(Stored data)
......

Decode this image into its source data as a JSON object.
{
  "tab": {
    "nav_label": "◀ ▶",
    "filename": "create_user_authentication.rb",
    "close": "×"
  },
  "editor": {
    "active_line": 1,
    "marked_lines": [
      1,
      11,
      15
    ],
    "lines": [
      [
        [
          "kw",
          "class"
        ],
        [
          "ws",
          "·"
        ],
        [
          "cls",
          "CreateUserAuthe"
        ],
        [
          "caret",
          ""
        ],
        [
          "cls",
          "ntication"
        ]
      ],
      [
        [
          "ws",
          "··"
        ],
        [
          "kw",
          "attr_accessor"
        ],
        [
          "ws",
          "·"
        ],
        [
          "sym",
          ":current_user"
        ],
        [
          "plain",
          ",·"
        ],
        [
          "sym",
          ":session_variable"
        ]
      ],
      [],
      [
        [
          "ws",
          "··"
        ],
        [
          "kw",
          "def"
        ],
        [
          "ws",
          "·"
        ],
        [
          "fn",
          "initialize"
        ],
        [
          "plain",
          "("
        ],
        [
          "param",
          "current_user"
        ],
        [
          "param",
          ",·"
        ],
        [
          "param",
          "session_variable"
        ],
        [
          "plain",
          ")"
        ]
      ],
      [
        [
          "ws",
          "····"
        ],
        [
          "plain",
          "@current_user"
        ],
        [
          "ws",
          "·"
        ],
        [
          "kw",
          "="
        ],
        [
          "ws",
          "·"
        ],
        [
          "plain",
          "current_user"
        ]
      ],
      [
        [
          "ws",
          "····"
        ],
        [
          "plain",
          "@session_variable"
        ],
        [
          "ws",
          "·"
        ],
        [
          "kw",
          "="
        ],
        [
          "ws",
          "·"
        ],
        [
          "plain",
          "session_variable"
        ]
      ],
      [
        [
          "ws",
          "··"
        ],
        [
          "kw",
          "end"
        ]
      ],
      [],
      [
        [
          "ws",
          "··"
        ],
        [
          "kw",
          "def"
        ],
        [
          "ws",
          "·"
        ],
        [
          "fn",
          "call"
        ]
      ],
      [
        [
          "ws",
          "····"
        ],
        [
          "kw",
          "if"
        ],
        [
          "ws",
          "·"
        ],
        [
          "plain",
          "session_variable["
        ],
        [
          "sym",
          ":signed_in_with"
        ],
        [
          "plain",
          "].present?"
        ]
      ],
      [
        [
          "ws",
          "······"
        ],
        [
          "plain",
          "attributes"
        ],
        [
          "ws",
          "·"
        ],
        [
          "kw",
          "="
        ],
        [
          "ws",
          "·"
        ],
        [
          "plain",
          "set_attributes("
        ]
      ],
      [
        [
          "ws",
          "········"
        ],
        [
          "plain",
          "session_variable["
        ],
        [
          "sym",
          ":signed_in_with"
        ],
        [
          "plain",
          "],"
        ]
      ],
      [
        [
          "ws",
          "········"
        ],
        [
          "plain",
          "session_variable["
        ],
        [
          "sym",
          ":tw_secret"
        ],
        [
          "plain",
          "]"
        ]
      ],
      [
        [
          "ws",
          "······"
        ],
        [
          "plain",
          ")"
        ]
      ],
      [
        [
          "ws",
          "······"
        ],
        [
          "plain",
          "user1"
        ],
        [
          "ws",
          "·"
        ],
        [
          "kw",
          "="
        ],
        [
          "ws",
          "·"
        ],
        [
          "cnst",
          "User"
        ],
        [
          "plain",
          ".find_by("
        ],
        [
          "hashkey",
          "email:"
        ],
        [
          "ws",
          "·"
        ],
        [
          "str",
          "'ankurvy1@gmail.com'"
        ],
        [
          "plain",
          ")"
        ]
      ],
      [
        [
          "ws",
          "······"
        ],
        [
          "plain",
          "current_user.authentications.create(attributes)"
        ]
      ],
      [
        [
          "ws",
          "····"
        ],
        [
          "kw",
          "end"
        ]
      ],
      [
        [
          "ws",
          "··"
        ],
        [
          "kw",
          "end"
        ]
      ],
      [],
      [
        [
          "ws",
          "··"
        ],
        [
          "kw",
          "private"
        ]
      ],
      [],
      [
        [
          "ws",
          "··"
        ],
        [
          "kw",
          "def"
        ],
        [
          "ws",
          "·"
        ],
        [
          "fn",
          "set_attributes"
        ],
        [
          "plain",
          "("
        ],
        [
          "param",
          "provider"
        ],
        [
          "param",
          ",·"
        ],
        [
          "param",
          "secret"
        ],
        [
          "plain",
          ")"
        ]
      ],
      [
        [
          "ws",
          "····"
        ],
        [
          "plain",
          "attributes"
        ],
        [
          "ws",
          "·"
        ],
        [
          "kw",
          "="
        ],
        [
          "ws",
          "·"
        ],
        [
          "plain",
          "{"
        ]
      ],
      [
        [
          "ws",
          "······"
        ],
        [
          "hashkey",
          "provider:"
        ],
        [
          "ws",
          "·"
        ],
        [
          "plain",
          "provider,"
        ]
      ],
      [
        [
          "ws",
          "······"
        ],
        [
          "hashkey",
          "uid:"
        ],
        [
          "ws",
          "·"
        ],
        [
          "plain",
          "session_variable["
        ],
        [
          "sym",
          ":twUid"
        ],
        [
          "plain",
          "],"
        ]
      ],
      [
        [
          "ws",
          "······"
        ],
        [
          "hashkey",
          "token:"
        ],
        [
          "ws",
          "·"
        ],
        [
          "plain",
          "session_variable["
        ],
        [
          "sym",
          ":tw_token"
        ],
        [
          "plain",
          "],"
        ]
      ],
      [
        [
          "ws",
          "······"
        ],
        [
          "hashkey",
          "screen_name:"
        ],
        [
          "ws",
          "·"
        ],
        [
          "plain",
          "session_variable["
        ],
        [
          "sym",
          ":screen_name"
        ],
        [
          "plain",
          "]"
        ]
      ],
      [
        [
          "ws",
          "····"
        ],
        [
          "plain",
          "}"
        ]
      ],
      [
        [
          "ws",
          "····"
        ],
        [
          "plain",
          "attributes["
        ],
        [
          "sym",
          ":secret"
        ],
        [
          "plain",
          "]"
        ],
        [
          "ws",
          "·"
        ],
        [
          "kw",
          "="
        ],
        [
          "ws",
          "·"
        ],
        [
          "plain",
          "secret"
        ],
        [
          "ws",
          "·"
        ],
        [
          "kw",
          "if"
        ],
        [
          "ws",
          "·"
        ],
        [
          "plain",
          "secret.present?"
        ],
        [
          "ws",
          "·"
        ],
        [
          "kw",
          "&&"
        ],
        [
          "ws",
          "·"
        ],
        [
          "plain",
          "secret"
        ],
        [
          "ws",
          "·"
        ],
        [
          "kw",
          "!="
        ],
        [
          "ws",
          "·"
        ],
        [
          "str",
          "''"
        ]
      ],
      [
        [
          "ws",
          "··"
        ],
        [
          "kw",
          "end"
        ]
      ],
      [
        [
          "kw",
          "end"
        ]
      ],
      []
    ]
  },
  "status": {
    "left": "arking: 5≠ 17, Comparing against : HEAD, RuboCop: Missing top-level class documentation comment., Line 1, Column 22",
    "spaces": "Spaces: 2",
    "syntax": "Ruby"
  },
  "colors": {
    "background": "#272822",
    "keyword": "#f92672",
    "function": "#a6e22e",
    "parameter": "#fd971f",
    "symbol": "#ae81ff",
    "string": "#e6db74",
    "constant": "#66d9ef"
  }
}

......

__PROBLEM TO SOLVE__
Return what is listed above, exactly and completely.

__SOLUTION TO THE EXERCISE__
Decode this image into its source data as a JSON object.
{
  "tab": {
    "nav_label": "◀ ▶",
    "filename": "create_user_authentication.rb",
    "close": "×"
  },
  "editor": {
    "active_line": 1,
    "marked_lines": [
      1,
      11,
      15
    ],
    "lines": [
      [
        [
          "kw",
          "class"
        ],
        [
          "ws",
          "·"
        ],
        [
          "cls",
          "CreateUserAuthe"
        ],
        [
          "caret",
          ""
        ],
        [
          "cls",
          "ntication"
        ]
      ],
      [
        [
          "ws",
          "··"
        ],
        [
          "kw",
          "attr_accessor"
        ],
        [
          "ws",
          "·"
        ],
        [
          "sym",
          ":current_user"
        ],
        [
          "plain",
          ",·"
        ],
        [
          "sym",
          ":session_variable"
        ]
      ],
      [],
      [
        [
          "ws",
          "··"
        ],
        [
          "kw",
          "def"
        ],
        [
          "ws",
          "·"
        ],
        [
          "fn",
          "initialize"
        ],
        [
          "plain",
          "("
        ],
        [
          "param",
          "current_user"
        ],
        [
          "param",
          ",·"
        ],
        [
          "param",
          "session_variable"
        ],
        [
          "plain",
          ")"
        ]
      ],
      [
        [
          "ws",
          "····"
        ],
        [
          "plain",
          "@current_user"
        ],
        [
          "ws",
          "·"
        ],
        [
          "kw",
          "="
        ],
        [
          "ws",
          "·"
        ],
        [
          "plain",
          "current_user"
        ]
      ],
      [
        [
          "ws",
          "····"
        ],
        [
          "plain",
          "@session_variable"
        ],
        [
          "ws",
          "·"
        ],
        [
          "kw",
          "="
        ],
        [
          "ws",
          "·"
        ],
        [
          "plain",
          "session_variable"
        ]
      ],
      [
        [
          "ws",
          "··"
        ],
        [
          "kw",
          "end"
        ]
      ],
      [],
      [
        [
          "ws",
          "··"
        ],
        [
          "kw",
          "def"
        ],
        [
          "ws",
          "·"
        ],
        [
          "fn",
          "call"
        ]
      ],
      [
        [
          "ws",
          "····"
        ],
        [
          "kw",
          "if"
        ],
        [
          "ws",
          "·"
        ],
        [
          "plain",
          "session_variable["
        ],
        [
          "sym",
          ":signed_in_with"
        ],
        [
          "plain",
          "].present?"
        ]
      ],
      [
        [
          "ws",
          "······"
        ],
        [
          "plain",
          "attributes"
        ],
        [
          "ws",
          "·"
        ],
        [
          "kw",
          "="
        ],
        [
          "ws",
          "·"
        ],
        [
          "plain",
          "set_attributes("
        ]
      ],
      [
        [
          "ws",
          "········"
        ],
        [
          "plain",
          "session_variable["
        ],
        [
          "sym",
          ":signed_in_with"
        ],
        [
          "plain",
          "],"
        ]
      ],
      [
        [
          "ws",
          "········"
        ],
        [
          "plain",
          "session_variable["
        ],
        [
          "sym",
          ":tw_secret"
        ],
        [
          "plain",
          "]"
        ]
      ],
      [
        [
          "ws",
          "······"
        ],
        [
          "plain",
          ")"
        ]
      ],
      [
        [
          "ws",
          "······"
        ],
        [
          "plain",
          "user1"
        ],
        [
          "ws",
          "·"
        ],
        [
          "kw",
          "="
        ],
        [
          "ws",
          "·"
        ],
        [
          "cnst",
          "User"
        ],
        [
          "plain",
          ".find_by("
        ],
        [
          "hashkey",
          "email:"
        ],
        [
          "ws",
          "·"
        ],
        [
          "str",
          "'ankurvy1@gmail.com'"
        ],
        [
          "plain",
          ")"
        ]
      ],
      [
        [
          "ws",
          "······"
        ],
        [
          "plain",
          "current_user.authentications.create(attributes)"
        ]
      ],
      [
        [
          "ws",
          "····"
        ],
        [
          "kw",
          "end"
        ]
      ],
      [
        [
          "ws",
          "··"
        ],
        [
          "kw",
          "end"
        ]
      ],
      [],
      [
        [
          "ws",
          "··"
        ],
        [
          "kw",
          "private"
        ]
      ],
      [],
      [
        [
          "ws",
          "··"
        ],
        [
          "kw",
          "def"
        ],
        [
          "ws",
          "·"
        ],
        [
          "fn",
          "set_attributes"
        ],
        [
          "plain",
          "("
        ],
        [
          "param",
          "provider"
        ],
        [
          "param",
          ",·"
        ],
        [
          "param",
          "secret"
        ],
        [
          "plain",
          ")"
        ]
      ],
      [
        [
          "ws",
          "····"
        ],
        [
          "plain",
          "attributes"
        ],
        [
          "ws",
          "·"
        ],
        [
          "kw",
          "="
        ],
        [
          "ws",
          "·"
        ],
        [
          "plain",
          "{"
        ]
      ],
      [
        [
          "ws",
          "······"
        ],
        [
          "hashkey",
          "provider:"
        ],
        [
          "ws",
          "·"
        ],
        [
          "plain",
          "provider,"
        ]
      ],
      [
        [
          "ws",
          "······"
        ],
        [
          "hashkey",
          "uid:"
        ],
        [
          "ws",
          "·"
        ],
        [
          "plain",
          "session_variable["
        ],
        [
          "sym",
          ":twUid"
        ],
        [
          "plain",
          "],"
        ]
      ],
      [
        [
          "ws",
          "······"
        ],
        [
          "hashkey",
          "token:"
        ],
        [
          "ws",
          "·"
        ],
        [
          "plain",
          "session_variable["
        ],
        [
          "sym",
          ":tw_token"
        ],
        [
          "plain",
          "],"
        ]
      ],
      [
        [
          "ws",
          "······"
        ],
        [
          "hashkey",
          "screen_name:"
        ],
        [
          "ws",
          "·"
        ],
        [
          "plain",
          "session_variable["
        ],
        [
          "sym",
          ":screen_name"
        ],
        [
          "plain",
          "]"
        ]
      ],
      [
        [
          "ws",
          "····"
        ],
        [
          "plain",
          "}"
        ]
      ],
      [
        [
          "ws",
          "····"
        ],
        [
          "plain",
          "attributes["
        ],
        [
          "sym",
          ":secret"
        ],
        [
          "plain",
          "]"
        ],
        [
          "ws",
          "·"
        ],
        [
          "kw",
          "="
        ],
        [
          "ws",
          "·"
        ],
        [
          "plain",
          "secret"
        ],
        [
          "ws",
          "·"
        ],
        [
          "kw",
          "if"
        ],
        [
          "ws",
          "·"
        ],
        [
          "plain",
          "secret.present?"
        ],
        [
          "ws",
          "·"
        ],
        [
          "kw",
          "&&"
        ],
        [
          "ws",
          "·"
        ],
        [
          "plain",
          "secret"
        ],
        [
          "ws",
          "·"
        ],
        [
          "kw",
          "!="
        ],
        [
          "ws",
          "·"
        ],
        [
          "str",
          "''"
        ]
      ],
      [
        [
          "ws",
          "··"
        ],
        [
          "kw",
          "end"
        ]
      ],
      [
        [
          "kw",
          "end"
        ]
      ],
      []
    ]
  },
  "status": {
    "left": "arking: 5≠ 17, Comparing against : HEAD, RuboCop: Missing top-level class documentation comment., Line 1, Column 22",
    "spaces": "Spaces: 2",
    "syntax": "Ruby"
  },
  "colors": {
    "background": "#272822",
    "keyword": "#f92672",
    "function": "#a6e22e",
    "parameter": "#fd971f",
    "symbol": "#ae81ff",
    "string": "#e6db74",
    "constant": "#66d9ef"
  }
}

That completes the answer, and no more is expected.